In full and without alteration, repeat the material.

-*-

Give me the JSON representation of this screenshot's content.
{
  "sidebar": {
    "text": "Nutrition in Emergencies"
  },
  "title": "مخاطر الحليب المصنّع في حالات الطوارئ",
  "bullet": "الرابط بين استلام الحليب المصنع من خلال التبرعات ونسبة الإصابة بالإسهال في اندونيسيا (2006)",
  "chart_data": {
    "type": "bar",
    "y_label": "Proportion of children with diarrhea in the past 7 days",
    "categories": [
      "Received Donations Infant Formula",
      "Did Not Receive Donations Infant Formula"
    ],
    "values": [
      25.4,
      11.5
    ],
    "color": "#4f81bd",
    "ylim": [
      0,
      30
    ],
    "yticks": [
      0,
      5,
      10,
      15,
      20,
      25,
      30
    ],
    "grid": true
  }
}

-*-

→ ANSWER FOR THIS EXERCISE
Give me the JSON representation of this screenshot's content.
{
  "sidebar": {
    "text": "Nutrition in Emergencies"
  },
  "title": "مخاطر الحليب المصنّع في حالات الطوارئ",
  "bullet": "الرابط بين استلام الحليب المصنع من خلال التبرعات ونسبة الإصابة بالإسهال في اندونيسيا (2006)",
  "chart_data": {
    "type": "bar",
    "y_label": "Proportion of children with diarrhea in the past 7 days",
    "categories": [
      "Received Donations Infant Formula",
      "Did Not Receive Donations Infant Formula"
    ],
    "values": [
      25.4,
      11.5
    ],
    "color": "#4f81bd",
    "ylim": [
      0,
      30
    ],
    "yticks": [
      0,
      5,
      10,
      15,
      20,
      25,
      30
    ],
    "grid": true
  }
}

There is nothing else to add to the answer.